Task description:
Search the records for "JSON" and copy each line that holds it.

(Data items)
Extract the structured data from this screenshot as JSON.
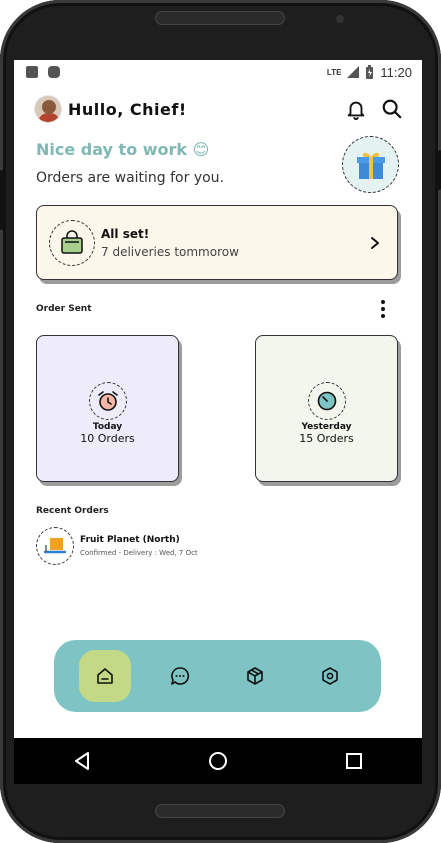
{
  "status": {
    "time": "11:20",
    "network": "LTE"
  },
  "header": {
    "greeting": "Hullo, Chief!"
  },
  "hero": {
    "title": "Nice day to work 😊",
    "subtitle": "Orders are waiting for you."
  },
  "allset": {
    "title": "All set!",
    "subtitle": "7 deliveries tommorow"
  },
  "orders_sent": {
    "title": "Order Sent",
    "cards": [
      {
        "label": "Today",
        "count": "10 Orders",
        "bg": "#eeecfb"
      },
      {
        "label": "Yesterday",
        "count": "15 Orders",
        "bg": "#f2f6ec"
      }
    ]
  },
  "recent": {
    "title": "Recent Orders",
    "items": [
      {
        "name": "Fruit Planet (North)",
        "detail": "Confirmed - Delivery : Wed, 7 Oct"
      }
    ]
  },
  "colors": {
    "accent": "#7fb8b5",
    "nav_bg": "#7fc4c5",
    "nav_active": "#c4d985",
    "allset_bg": "#fbf7ea"
  },
  "icons": {
    "nav": [
      "home-icon",
      "chat-icon",
      "package-icon",
      "settings-icon"
    ],
    "system": [
      "back-icon",
      "home-circle-icon",
      "recents-icon"
    ]
  }
}
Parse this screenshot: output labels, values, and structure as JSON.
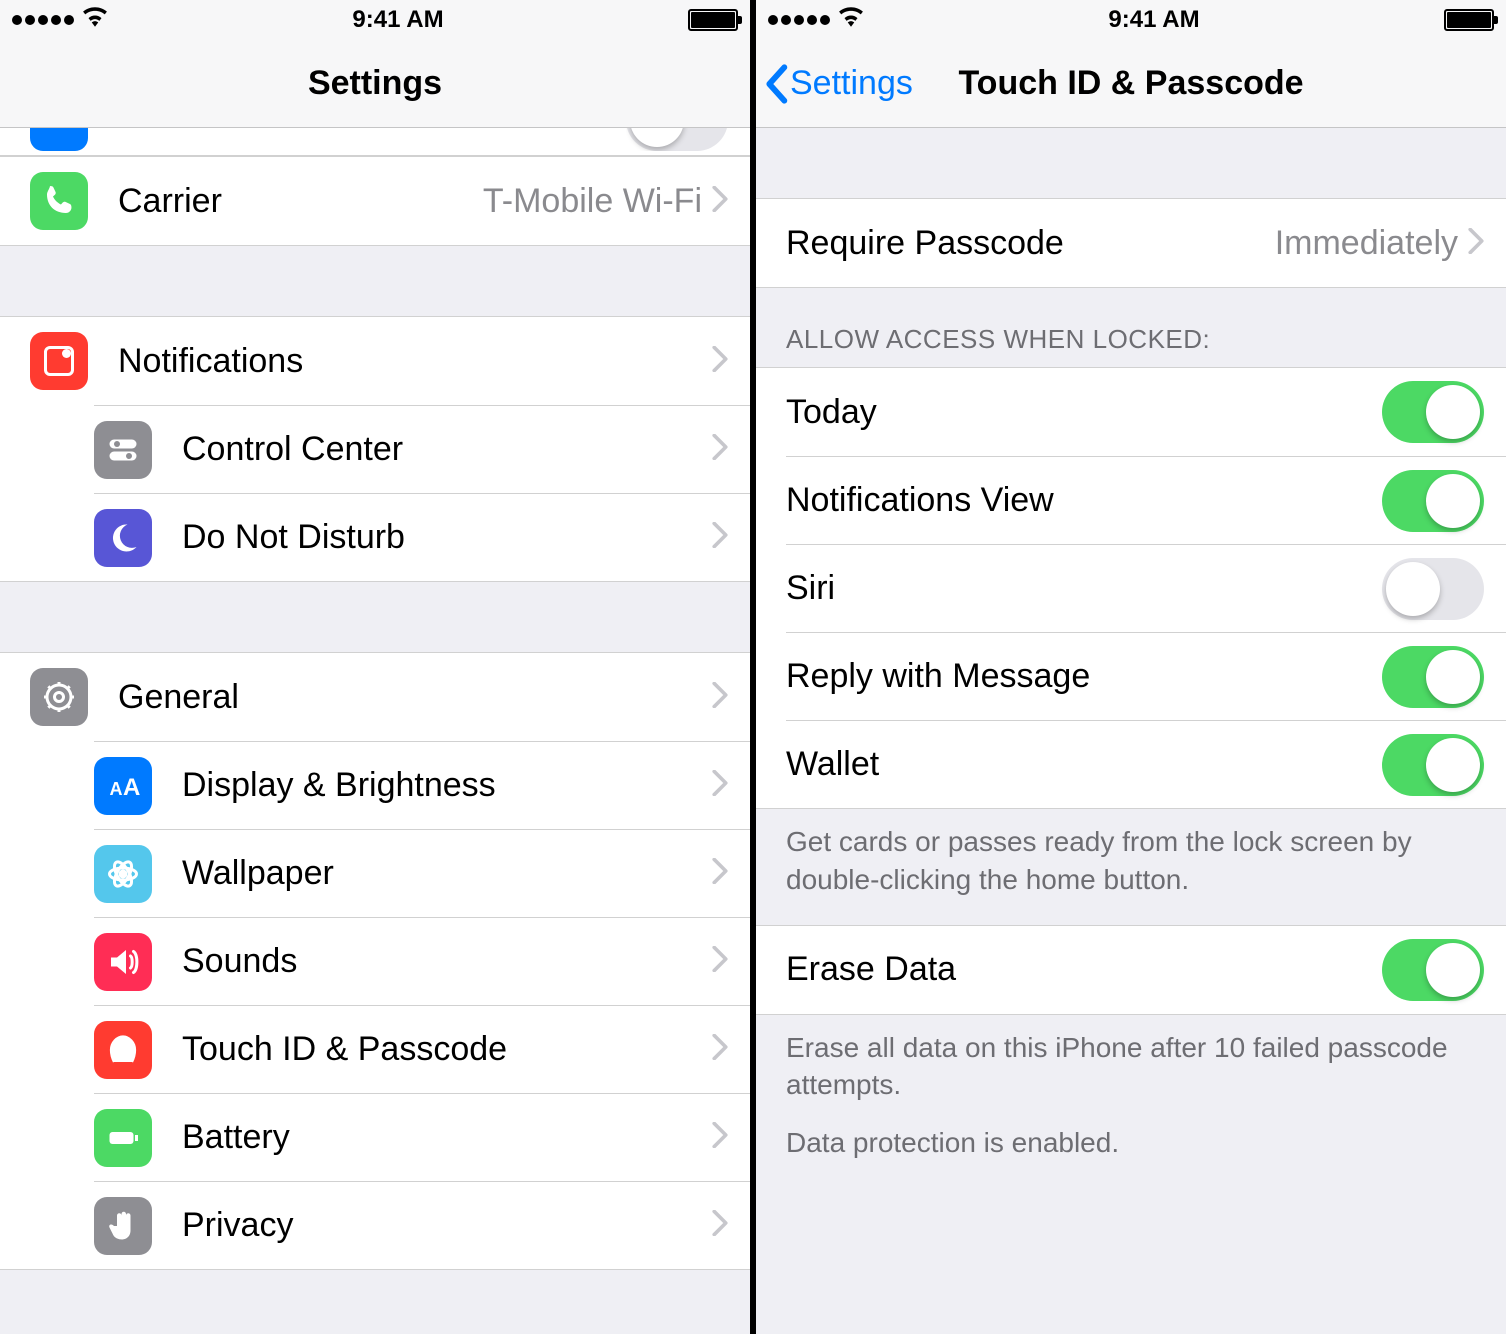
{
  "status": {
    "time": "9:41 AM"
  },
  "left": {
    "nav_title": "Settings",
    "rows": {
      "carrier": {
        "label": "Carrier",
        "value": "T-Mobile Wi-Fi"
      },
      "notifications": "Notifications",
      "control_center": "Control Center",
      "dnd": "Do Not Disturb",
      "general": "General",
      "display": "Display & Brightness",
      "wallpaper": "Wallpaper",
      "sounds": "Sounds",
      "touchid": "Touch ID & Passcode",
      "battery": "Battery",
      "privacy": "Privacy"
    }
  },
  "right": {
    "nav_back": "Settings",
    "nav_title": "Touch ID & Passcode",
    "require_passcode": {
      "label": "Require Passcode",
      "value": "Immediately"
    },
    "section_allow_header": "ALLOW ACCESS WHEN LOCKED:",
    "toggles": {
      "today": {
        "label": "Today",
        "on": true
      },
      "notif": {
        "label": "Notifications View",
        "on": true
      },
      "siri": {
        "label": "Siri",
        "on": false
      },
      "reply": {
        "label": "Reply with Message",
        "on": true
      },
      "wallet": {
        "label": "Wallet",
        "on": true
      }
    },
    "wallet_footer": "Get cards or passes ready from the lock screen by double-clicking the home button.",
    "erase": {
      "label": "Erase Data",
      "on": true
    },
    "erase_footer1": "Erase all data on this iPhone after 10 failed passcode attempts.",
    "erase_footer2": "Data protection is enabled."
  }
}
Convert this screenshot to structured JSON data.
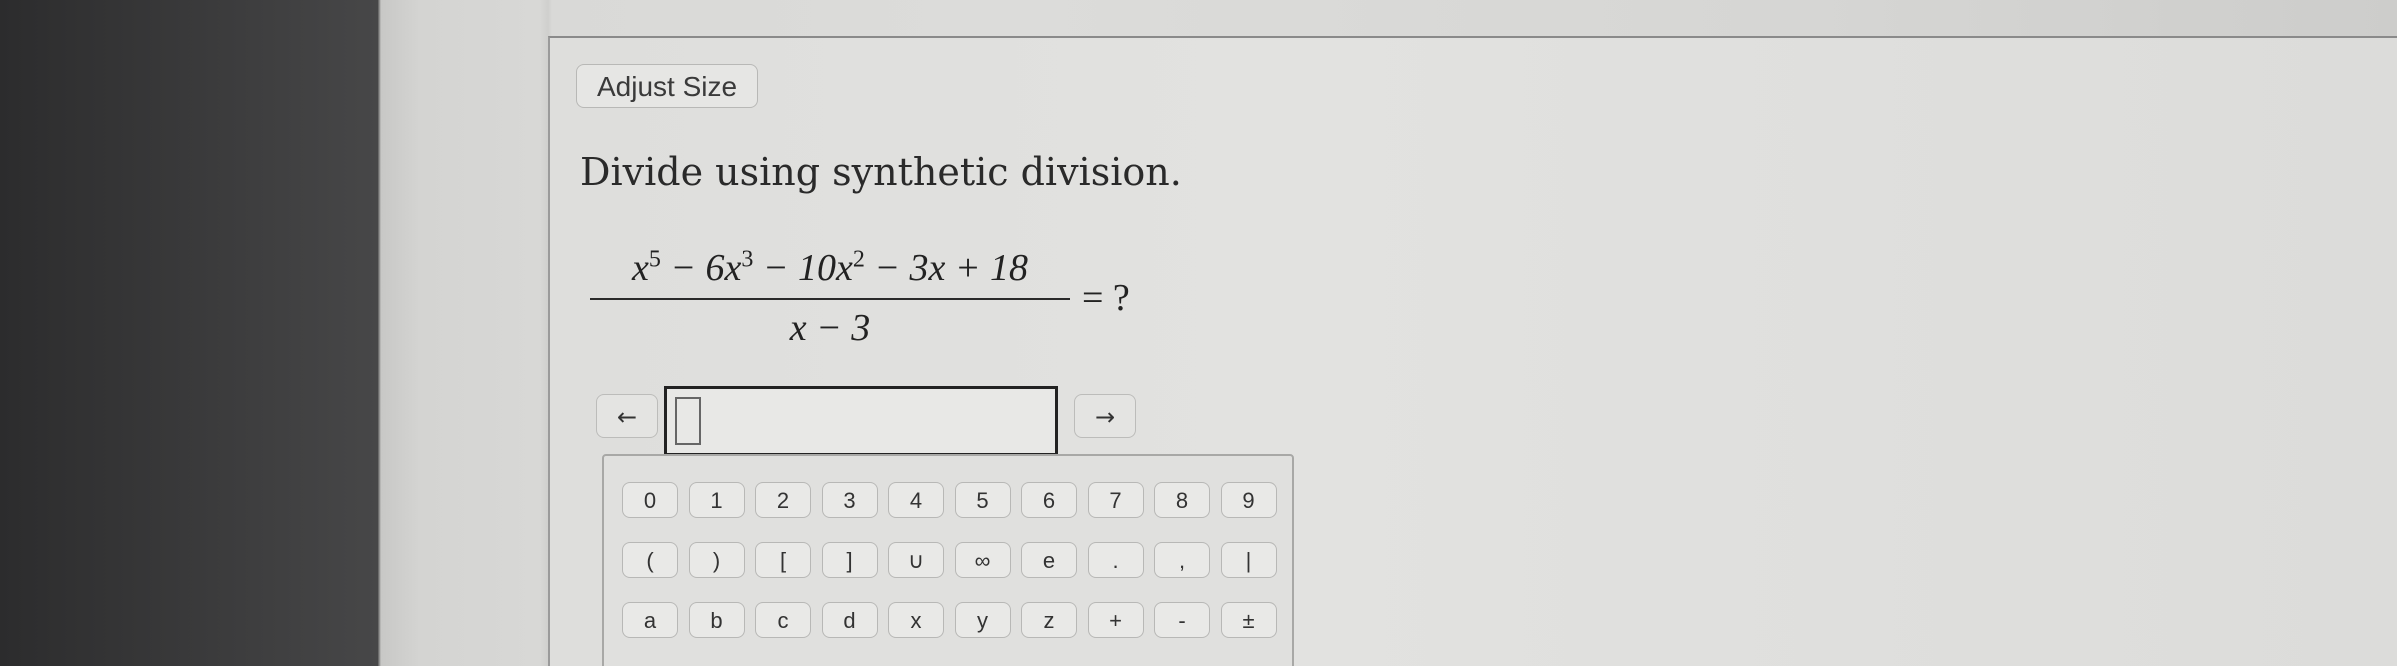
{
  "toolbar": {
    "adjust_size_label": "Adjust Size"
  },
  "question": {
    "instruction": "Divide using synthetic division.",
    "numerator": {
      "t1": "x",
      "e1": "5",
      "t2": " − 6x",
      "e2": "3",
      "t3": " − 10x",
      "e3": "2",
      "t4": " − 3x + 18"
    },
    "denominator": "x − 3",
    "equals": "=  ?"
  },
  "answer": {
    "left_arrow": "←",
    "right_arrow": "→",
    "value": ""
  },
  "keypad": {
    "row1": [
      "0",
      "1",
      "2",
      "3",
      "4",
      "5",
      "6",
      "7",
      "8",
      "9"
    ],
    "row2": [
      "(",
      ")",
      "[",
      "]",
      "∪",
      "∞",
      "e",
      ".",
      ",",
      "|"
    ],
    "row3": [
      "a",
      "b",
      "c",
      "d",
      "x",
      "y",
      "z",
      "+",
      "-",
      "±"
    ]
  }
}
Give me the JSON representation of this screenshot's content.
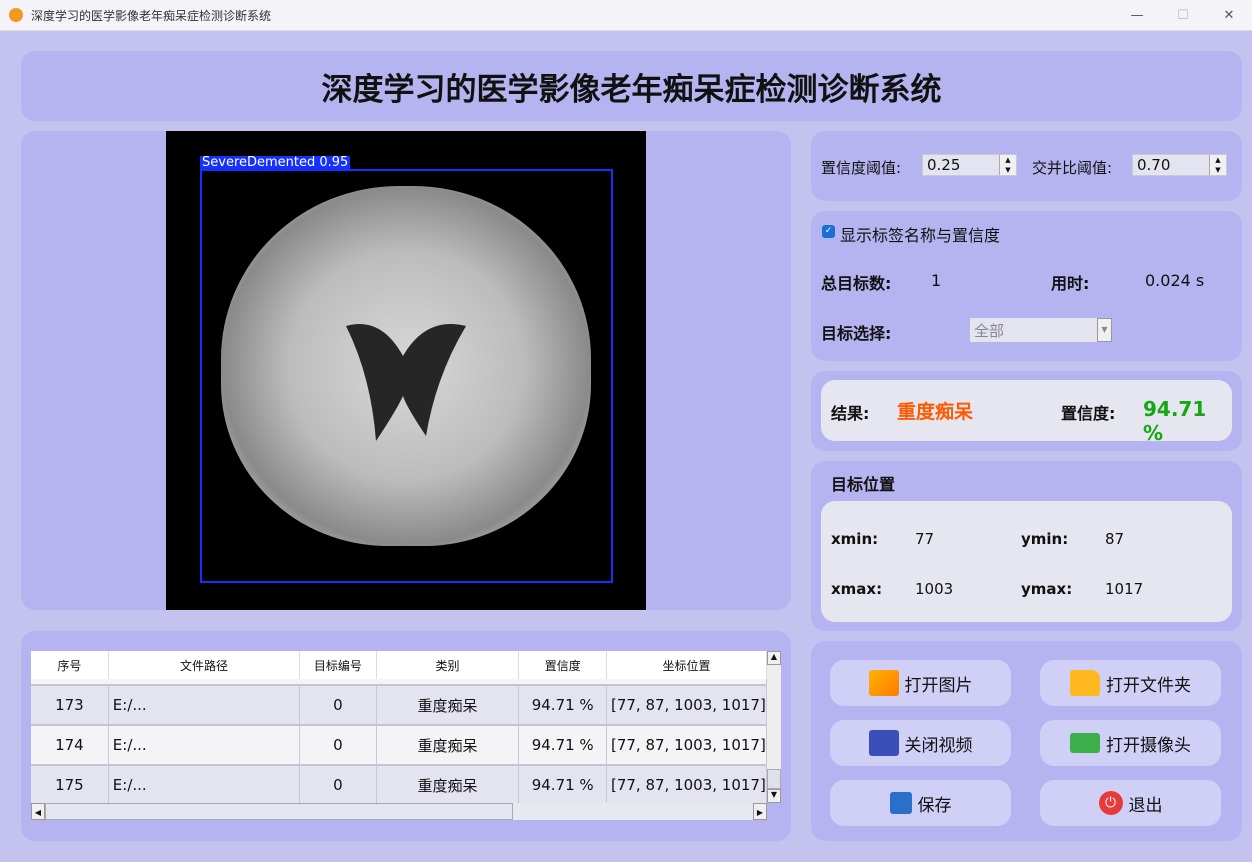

Solution:
Extract the structured data from this screenshot as JSON.
Parse this screenshot: output labels, values, and structure as JSON.
Convert this screenshot to structured JSON data.
Give me the JSON representation of this screenshot's content.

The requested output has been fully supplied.